- **Aim of the task**
Give again, word for word, only the lines from the one containing "Extract all readable text from this page." through the final line.

- **Items**
####
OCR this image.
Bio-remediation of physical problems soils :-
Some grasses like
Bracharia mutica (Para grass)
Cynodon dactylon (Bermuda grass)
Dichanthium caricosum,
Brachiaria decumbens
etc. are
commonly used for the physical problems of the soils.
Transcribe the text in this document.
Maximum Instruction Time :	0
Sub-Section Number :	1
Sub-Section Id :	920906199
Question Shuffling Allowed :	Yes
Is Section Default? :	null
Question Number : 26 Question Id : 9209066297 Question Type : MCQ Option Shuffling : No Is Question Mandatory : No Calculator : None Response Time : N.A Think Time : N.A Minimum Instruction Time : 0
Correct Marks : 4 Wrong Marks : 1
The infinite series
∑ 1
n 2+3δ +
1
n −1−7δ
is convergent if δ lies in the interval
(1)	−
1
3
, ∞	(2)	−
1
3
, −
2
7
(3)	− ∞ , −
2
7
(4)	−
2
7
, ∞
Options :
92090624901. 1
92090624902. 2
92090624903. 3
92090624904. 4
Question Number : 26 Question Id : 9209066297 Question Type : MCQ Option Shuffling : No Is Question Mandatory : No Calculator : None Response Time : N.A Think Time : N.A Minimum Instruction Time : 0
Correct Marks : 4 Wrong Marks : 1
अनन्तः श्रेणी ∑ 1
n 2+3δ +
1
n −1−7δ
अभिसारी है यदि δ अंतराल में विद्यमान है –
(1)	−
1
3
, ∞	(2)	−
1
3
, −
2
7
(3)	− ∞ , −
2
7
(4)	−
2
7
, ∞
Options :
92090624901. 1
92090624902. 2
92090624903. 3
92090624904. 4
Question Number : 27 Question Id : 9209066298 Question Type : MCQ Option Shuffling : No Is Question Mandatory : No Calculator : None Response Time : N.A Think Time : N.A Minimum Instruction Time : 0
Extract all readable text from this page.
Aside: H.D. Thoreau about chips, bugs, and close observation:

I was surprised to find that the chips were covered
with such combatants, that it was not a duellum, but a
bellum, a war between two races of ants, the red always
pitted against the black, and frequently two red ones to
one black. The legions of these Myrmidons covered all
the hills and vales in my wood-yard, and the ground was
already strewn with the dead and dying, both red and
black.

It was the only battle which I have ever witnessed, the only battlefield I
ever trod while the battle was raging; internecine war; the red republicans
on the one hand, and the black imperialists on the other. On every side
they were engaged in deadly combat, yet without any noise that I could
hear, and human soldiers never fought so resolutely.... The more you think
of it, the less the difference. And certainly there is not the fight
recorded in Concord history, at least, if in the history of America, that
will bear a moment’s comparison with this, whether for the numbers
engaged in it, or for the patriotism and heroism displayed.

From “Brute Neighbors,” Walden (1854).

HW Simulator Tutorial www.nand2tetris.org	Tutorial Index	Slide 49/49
####
- **Response below**
Extract all readable text from this page.
Aside: H.D. Thoreau about chips, bugs, and close observation:

I was surprised to find that the chips were covered
with such combatants, that it was not a duellum, but a
bellum, a war between two races of ants, the red always
pitted against the black, and frequently two red ones to
one black. The legions of these Myrmidons covered all
the hills and vales in my wood-yard, and the ground was
already strewn with the dead and dying, both red and
black.

It was the only battle which I have ever witnessed, the only battlefield I
ever trod while the battle was raging; internecine war; the red republicans
on the one hand, and the black imperialists on the other. On every side
they were engaged in deadly combat, yet without any noise that I could
hear, and human soldiers never fought so resolutely.... The more you think
of it, the less the difference. And certainly there is not the fight
recorded in Concord history, at least, if in the history of America, that
will bear a moment’s comparison with this, whether for the numbers
engaged in it, or for the patriotism and heroism displayed.

From “Brute Neighbors,” Walden (1854).

HW Simulator Tutorial www.nand2tetris.org	Tutorial Index	Slide 49/49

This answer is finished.